- _What you have to do_:
In the entries below, find the lines that contain the word "关于完善残疾人就业保障金制度更好促进残疾人就业的总体方案" and copy them.

[Saved data entries]
--------------------

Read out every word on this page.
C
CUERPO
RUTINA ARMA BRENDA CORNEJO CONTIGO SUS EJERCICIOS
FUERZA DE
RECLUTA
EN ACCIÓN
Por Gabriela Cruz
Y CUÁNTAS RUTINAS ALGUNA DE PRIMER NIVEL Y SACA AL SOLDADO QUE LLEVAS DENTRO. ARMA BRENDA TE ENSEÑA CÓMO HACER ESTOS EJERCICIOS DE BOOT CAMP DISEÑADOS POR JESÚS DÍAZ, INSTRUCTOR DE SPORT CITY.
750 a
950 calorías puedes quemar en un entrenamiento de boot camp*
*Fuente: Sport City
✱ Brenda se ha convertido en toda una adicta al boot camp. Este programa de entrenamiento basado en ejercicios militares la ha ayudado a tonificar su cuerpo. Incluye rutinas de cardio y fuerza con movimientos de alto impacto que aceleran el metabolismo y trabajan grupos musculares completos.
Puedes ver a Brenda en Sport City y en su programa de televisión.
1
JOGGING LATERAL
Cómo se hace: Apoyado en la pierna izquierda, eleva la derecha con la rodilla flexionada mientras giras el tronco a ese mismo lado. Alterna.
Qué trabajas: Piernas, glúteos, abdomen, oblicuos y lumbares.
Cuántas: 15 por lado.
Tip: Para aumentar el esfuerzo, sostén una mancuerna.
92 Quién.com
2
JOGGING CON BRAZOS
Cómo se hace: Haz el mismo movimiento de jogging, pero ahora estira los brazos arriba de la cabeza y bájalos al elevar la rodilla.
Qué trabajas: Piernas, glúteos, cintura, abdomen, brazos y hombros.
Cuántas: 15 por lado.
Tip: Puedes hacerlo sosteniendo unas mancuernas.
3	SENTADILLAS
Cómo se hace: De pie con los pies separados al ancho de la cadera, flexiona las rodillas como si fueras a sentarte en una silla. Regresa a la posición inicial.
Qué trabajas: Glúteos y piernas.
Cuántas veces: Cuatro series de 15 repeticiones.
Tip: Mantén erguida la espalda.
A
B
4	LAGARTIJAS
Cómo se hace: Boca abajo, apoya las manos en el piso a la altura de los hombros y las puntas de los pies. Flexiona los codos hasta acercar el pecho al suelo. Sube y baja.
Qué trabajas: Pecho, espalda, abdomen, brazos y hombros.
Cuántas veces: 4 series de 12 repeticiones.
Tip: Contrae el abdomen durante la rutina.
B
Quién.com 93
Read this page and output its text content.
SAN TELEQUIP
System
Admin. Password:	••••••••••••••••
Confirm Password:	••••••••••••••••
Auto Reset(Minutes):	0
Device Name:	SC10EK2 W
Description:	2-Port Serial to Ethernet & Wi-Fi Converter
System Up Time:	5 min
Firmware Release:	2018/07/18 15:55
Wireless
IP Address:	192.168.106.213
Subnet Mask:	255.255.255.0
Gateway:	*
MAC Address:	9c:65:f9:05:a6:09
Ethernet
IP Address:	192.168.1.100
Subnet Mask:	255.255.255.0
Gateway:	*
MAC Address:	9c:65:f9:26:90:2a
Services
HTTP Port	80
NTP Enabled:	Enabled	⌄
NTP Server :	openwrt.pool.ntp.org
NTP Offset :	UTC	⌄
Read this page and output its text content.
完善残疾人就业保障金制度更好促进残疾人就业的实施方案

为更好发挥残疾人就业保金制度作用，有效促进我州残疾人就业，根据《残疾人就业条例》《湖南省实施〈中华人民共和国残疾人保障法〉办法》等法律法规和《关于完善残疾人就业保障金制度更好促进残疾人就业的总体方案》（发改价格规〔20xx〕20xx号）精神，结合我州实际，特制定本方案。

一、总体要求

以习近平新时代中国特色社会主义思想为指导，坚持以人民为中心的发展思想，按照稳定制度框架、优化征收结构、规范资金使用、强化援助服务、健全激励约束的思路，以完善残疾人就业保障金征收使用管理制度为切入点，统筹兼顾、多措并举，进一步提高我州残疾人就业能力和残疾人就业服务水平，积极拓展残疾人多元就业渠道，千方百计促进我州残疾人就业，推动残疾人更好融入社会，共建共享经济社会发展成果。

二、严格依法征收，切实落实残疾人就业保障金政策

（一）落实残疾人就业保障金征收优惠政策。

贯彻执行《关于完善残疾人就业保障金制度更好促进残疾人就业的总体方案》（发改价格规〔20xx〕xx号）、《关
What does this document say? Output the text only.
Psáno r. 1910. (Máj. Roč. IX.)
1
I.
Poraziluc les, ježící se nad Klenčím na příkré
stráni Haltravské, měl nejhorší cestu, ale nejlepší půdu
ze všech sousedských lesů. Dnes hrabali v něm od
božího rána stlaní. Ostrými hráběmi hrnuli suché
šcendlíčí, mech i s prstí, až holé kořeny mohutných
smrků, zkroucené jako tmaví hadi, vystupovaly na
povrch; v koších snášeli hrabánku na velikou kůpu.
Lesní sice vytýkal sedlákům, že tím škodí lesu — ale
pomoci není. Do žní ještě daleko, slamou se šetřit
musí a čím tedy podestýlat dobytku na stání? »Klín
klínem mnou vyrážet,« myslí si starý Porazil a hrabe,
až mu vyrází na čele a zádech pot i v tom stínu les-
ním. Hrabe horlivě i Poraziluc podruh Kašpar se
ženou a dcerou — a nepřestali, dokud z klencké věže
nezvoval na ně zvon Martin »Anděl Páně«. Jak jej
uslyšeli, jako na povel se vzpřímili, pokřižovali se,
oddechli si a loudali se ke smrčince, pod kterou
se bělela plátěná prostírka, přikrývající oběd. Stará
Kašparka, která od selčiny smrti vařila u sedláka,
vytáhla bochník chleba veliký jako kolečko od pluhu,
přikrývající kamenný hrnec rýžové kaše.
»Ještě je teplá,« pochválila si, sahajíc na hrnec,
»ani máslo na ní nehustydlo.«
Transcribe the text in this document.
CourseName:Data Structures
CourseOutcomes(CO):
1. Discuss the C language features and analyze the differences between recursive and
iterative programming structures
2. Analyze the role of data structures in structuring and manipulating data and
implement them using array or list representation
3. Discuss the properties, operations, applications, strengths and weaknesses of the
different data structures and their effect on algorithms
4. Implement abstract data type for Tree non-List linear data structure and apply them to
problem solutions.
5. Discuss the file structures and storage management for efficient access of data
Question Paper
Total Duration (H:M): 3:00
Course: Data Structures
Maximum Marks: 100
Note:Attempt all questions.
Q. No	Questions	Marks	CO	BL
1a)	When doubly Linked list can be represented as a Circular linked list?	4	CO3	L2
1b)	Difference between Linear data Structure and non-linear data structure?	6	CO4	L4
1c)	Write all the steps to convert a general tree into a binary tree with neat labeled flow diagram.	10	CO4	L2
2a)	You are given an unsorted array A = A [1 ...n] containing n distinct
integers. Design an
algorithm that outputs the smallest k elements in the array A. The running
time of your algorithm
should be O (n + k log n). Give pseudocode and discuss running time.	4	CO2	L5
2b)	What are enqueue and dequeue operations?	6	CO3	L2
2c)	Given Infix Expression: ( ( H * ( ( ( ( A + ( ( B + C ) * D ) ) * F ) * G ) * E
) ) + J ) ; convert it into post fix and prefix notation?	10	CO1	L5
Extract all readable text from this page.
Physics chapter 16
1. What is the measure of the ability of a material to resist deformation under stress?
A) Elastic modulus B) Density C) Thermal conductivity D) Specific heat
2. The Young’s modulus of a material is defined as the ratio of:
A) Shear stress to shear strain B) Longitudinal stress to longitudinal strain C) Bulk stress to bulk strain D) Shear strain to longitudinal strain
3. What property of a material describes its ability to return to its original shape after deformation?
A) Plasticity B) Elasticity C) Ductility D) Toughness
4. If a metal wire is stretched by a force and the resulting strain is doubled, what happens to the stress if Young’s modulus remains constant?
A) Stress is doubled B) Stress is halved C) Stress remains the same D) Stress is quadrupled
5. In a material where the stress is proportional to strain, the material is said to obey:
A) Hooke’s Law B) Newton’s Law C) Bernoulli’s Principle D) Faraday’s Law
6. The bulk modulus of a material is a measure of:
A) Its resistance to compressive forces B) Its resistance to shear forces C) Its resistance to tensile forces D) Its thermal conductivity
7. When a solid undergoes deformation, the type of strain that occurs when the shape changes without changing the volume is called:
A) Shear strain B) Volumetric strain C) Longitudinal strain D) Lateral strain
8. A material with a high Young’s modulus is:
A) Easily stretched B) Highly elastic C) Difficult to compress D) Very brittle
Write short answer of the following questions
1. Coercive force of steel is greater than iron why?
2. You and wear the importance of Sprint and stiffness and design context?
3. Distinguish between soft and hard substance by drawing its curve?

--------------------

- _Full answer_:
为更好发挥残疾人就业保金制度作用，有效促进我州残疾人就业，根据《残疾人就业条例》《湖南省实施〈中华人民共和国残疾人保障法〉办法》等法律法规和《关于完善残疾人就业保障金制度更好促进残疾人就业的总体方案》（发改价格规〔20xx〕20xx号）精神，结合我州实际，特制定本方案。
贯彻执行《关于完善残疾人就业保障金制度更好促进残疾人就业的总体方案》（发改价格规〔20xx〕xx号）、《关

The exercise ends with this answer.